Pictures appear in the records below; write out everything else exactly.

* START Data excerpts *

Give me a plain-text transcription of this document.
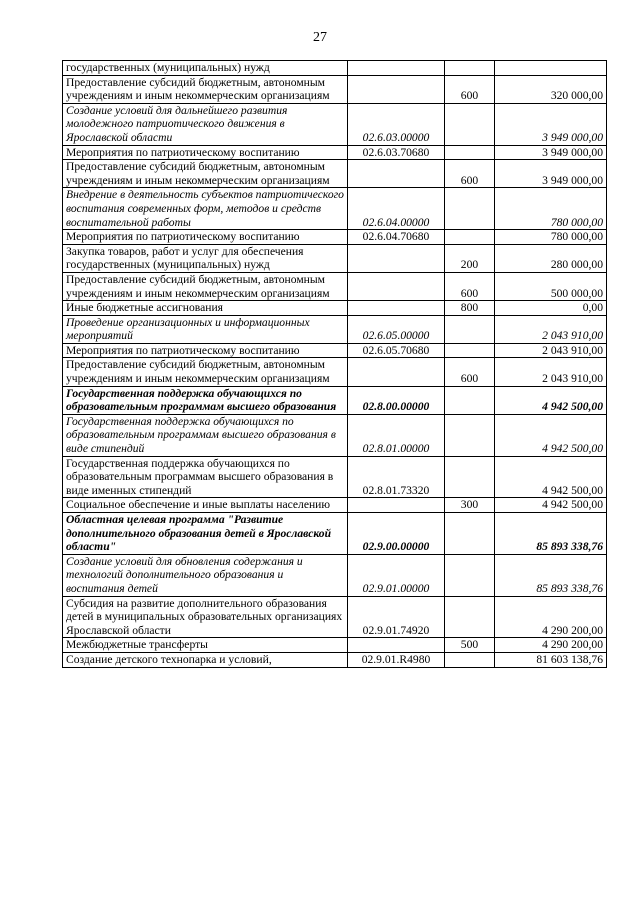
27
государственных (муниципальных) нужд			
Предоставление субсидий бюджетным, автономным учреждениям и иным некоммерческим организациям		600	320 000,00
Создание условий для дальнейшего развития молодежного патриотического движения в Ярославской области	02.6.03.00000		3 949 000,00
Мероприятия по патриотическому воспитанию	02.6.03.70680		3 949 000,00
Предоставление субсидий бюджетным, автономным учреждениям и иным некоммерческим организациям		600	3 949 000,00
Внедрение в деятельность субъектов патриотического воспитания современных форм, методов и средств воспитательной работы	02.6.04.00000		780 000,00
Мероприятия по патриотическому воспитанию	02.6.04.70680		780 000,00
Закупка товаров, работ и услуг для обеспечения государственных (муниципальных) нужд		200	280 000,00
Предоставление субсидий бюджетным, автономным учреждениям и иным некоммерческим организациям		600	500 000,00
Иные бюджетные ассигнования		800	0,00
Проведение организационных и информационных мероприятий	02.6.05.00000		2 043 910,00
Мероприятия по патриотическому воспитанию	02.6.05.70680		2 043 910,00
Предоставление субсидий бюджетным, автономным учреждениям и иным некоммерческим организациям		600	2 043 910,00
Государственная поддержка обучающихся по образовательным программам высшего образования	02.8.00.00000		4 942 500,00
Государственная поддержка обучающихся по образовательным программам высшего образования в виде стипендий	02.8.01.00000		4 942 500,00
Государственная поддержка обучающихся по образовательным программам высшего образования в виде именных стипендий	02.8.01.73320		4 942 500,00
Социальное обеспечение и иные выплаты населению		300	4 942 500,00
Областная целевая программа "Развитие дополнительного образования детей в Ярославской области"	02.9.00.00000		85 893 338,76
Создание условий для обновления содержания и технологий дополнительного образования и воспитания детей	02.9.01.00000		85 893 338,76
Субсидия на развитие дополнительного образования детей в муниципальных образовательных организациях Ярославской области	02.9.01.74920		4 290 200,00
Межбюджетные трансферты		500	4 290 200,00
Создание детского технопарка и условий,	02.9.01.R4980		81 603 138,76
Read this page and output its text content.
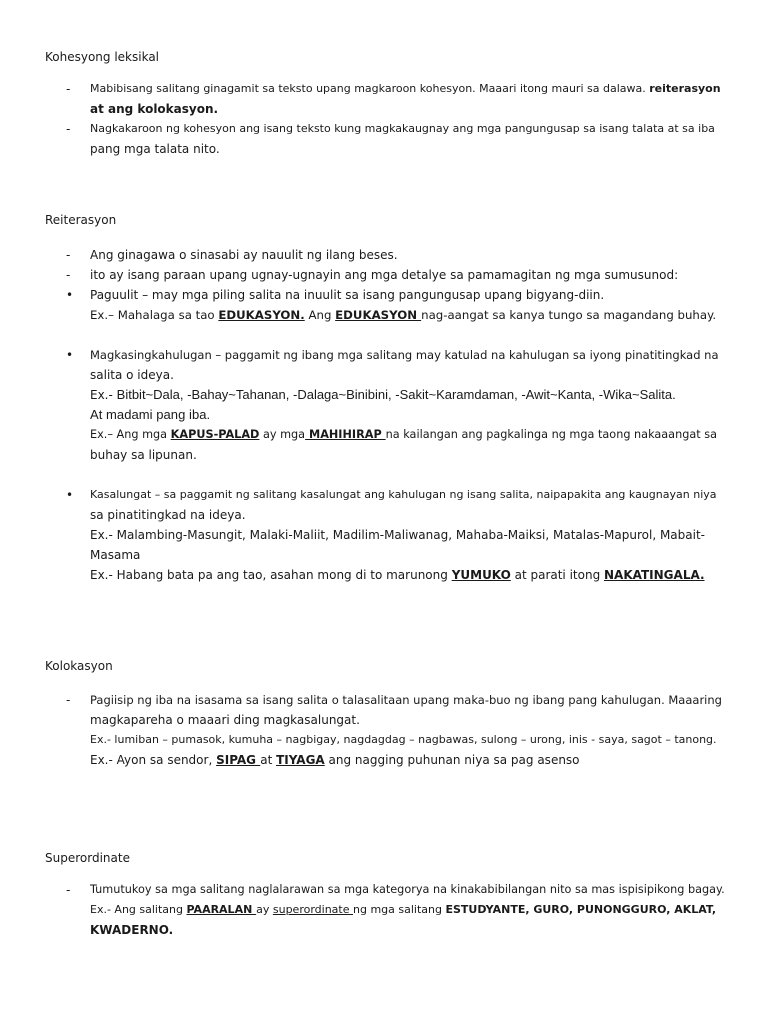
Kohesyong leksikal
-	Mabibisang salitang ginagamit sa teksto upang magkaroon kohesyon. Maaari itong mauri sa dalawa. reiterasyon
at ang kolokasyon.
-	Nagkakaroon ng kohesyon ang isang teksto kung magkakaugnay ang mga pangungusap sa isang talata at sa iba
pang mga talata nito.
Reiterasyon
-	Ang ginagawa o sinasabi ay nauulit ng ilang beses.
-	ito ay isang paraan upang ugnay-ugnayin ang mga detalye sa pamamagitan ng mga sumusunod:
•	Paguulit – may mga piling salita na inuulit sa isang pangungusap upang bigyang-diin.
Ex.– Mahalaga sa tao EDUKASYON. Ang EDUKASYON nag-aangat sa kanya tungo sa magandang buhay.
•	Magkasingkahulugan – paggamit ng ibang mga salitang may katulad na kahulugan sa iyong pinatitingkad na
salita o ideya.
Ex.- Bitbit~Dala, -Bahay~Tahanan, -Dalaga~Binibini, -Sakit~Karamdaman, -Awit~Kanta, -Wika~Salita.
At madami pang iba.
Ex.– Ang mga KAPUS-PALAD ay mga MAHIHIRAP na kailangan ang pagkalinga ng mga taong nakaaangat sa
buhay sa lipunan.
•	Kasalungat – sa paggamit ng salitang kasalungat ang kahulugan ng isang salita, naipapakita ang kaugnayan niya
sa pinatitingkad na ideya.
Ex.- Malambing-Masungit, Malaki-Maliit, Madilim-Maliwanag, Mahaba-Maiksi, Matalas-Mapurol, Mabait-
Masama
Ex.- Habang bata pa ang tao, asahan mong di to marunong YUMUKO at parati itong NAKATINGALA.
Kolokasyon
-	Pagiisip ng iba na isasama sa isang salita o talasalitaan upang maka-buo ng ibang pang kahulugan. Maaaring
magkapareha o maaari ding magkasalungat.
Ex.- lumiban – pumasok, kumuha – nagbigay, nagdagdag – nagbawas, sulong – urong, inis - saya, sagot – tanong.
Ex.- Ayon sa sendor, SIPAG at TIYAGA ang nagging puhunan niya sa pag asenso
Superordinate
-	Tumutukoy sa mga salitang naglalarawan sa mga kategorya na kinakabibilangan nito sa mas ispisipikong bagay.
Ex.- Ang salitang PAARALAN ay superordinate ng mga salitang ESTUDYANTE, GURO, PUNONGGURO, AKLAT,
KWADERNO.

* END Data excerpts *

▸ **Output of the exercise**
Give me a plain-text transcription of this document.
27
государственных (муниципальных) нужд			
Предоставление субсидий бюджетным, автономным учреждениям и иным некоммерческим организациям		600	320 000,00
Создание условий для дальнейшего развития молодежного патриотического движения в Ярославской области	02.6.03.00000		3 949 000,00
Мероприятия по патриотическому воспитанию	02.6.03.70680		3 949 000,00
Предоставление субсидий бюджетным, автономным учреждениям и иным некоммерческим организациям		600	3 949 000,00
Внедрение в деятельность субъектов патриотического воспитания современных форм, методов и средств воспитательной работы	02.6.04.00000		780 000,00
Мероприятия по патриотическому воспитанию	02.6.04.70680		780 000,00
Закупка товаров, работ и услуг для обеспечения государственных (муниципальных) нужд		200	280 000,00
Предоставление субсидий бюджетным, автономным учреждениям и иным некоммерческим организациям		600	500 000,00
Иные бюджетные ассигнования		800	0,00
Проведение организационных и информационных мероприятий	02.6.05.00000		2 043 910,00
Мероприятия по патриотическому воспитанию	02.6.05.70680		2 043 910,00
Предоставление субсидий бюджетным, автономным учреждениям и иным некоммерческим организациям		600	2 043 910,00
Государственная поддержка обучающихся по образовательным программам высшего образования	02.8.00.00000		4 942 500,00
Государственная поддержка обучающихся по образовательным программам высшего образования в виде стипендий	02.8.01.00000		4 942 500,00
Государственная поддержка обучающихся по образовательным программам высшего образования в виде именных стипендий	02.8.01.73320		4 942 500,00
Социальное обеспечение и иные выплаты населению		300	4 942 500,00
Областная целевая программа "Развитие дополнительного образования детей в Ярославской области"	02.9.00.00000		85 893 338,76
Создание условий для обновления содержания и технологий дополнительного образования и воспитания детей	02.9.01.00000		85 893 338,76
Субсидия на развитие дополнительного образования детей в муниципальных образовательных организациях Ярославской области	02.9.01.74920		4 290 200,00
Межбюджетные трансферты		500	4 290 200,00
Создание детского технопарка и условий,	02.9.01.R4980		81 603 138,76
Read this page and output its text content.
Kohesyong leksikal
-	Mabibisang salitang ginagamit sa teksto upang magkaroon kohesyon. Maaari itong mauri sa dalawa. reiterasyon
at ang kolokasyon.
-	Nagkakaroon ng kohesyon ang isang teksto kung magkakaugnay ang mga pangungusap sa isang talata at sa iba
pang mga talata nito.
Reiterasyon
-	Ang ginagawa o sinasabi ay nauulit ng ilang beses.
-	ito ay isang paraan upang ugnay-ugnayin ang mga detalye sa pamamagitan ng mga sumusunod:
•	Paguulit – may mga piling salita na inuulit sa isang pangungusap upang bigyang-diin.
Ex.– Mahalaga sa tao EDUKASYON. Ang EDUKASYON nag-aangat sa kanya tungo sa magandang buhay.
•	Magkasingkahulugan – paggamit ng ibang mga salitang may katulad na kahulugan sa iyong pinatitingkad na
salita o ideya.
Ex.- Bitbit~Dala, -Bahay~Tahanan, -Dalaga~Binibini, -Sakit~Karamdaman, -Awit~Kanta, -Wika~Salita.
At madami pang iba.
Ex.– Ang mga KAPUS-PALAD ay mga MAHIHIRAP na kailangan ang pagkalinga ng mga taong nakaaangat sa
buhay sa lipunan.
•	Kasalungat – sa paggamit ng salitang kasalungat ang kahulugan ng isang salita, naipapakita ang kaugnayan niya
sa pinatitingkad na ideya.
Ex.- Malambing-Masungit, Malaki-Maliit, Madilim-Maliwanag, Mahaba-Maiksi, Matalas-Mapurol, Mabait-
Masama
Ex.- Habang bata pa ang tao, asahan mong di to marunong YUMUKO at parati itong NAKATINGALA.
Kolokasyon
-	Pagiisip ng iba na isasama sa isang salita o talasalitaan upang maka-buo ng ibang pang kahulugan. Maaaring
magkapareha o maaari ding magkasalungat.
Ex.- lumiban – pumasok, kumuha – nagbigay, nagdagdag – nagbawas, sulong – urong, inis - saya, sagot – tanong.
Ex.- Ayon sa sendor, SIPAG at TIYAGA ang nagging puhunan niya sa pag asenso
Superordinate
-	Tumutukoy sa mga salitang naglalarawan sa mga kategorya na kinakabibilangan nito sa mas ispisipikong bagay.
Ex.- Ang salitang PAARALAN ay superordinate ng mga salitang ESTUDYANTE, GURO, PUNONGGURO, AKLAT,
KWADERNO.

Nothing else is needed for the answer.